List each line in which the string "description" appears.

(Data entries for graphics)
--- Start ---
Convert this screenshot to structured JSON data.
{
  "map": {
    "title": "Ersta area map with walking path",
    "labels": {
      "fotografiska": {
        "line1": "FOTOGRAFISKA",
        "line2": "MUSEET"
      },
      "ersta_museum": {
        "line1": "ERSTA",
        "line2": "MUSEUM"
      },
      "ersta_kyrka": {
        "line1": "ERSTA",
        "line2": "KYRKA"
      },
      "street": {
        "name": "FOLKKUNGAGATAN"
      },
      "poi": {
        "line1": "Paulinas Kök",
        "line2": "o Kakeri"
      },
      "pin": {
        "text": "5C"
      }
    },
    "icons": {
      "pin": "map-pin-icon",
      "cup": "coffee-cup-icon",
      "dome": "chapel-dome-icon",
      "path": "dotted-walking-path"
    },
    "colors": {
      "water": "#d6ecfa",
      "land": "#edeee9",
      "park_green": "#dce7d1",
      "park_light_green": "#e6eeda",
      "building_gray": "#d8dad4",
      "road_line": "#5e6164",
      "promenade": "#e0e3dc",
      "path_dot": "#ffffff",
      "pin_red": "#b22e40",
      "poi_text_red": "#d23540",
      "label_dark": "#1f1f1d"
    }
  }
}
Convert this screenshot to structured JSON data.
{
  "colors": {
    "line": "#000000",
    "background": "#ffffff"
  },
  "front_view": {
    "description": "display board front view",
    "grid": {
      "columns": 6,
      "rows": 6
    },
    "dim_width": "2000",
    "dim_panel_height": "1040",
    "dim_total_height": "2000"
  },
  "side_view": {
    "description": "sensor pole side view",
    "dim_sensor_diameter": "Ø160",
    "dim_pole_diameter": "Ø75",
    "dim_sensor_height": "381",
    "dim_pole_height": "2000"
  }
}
--- End ---
**Task response**
    "description": "display board front view",
    "description": "sensor pole side view",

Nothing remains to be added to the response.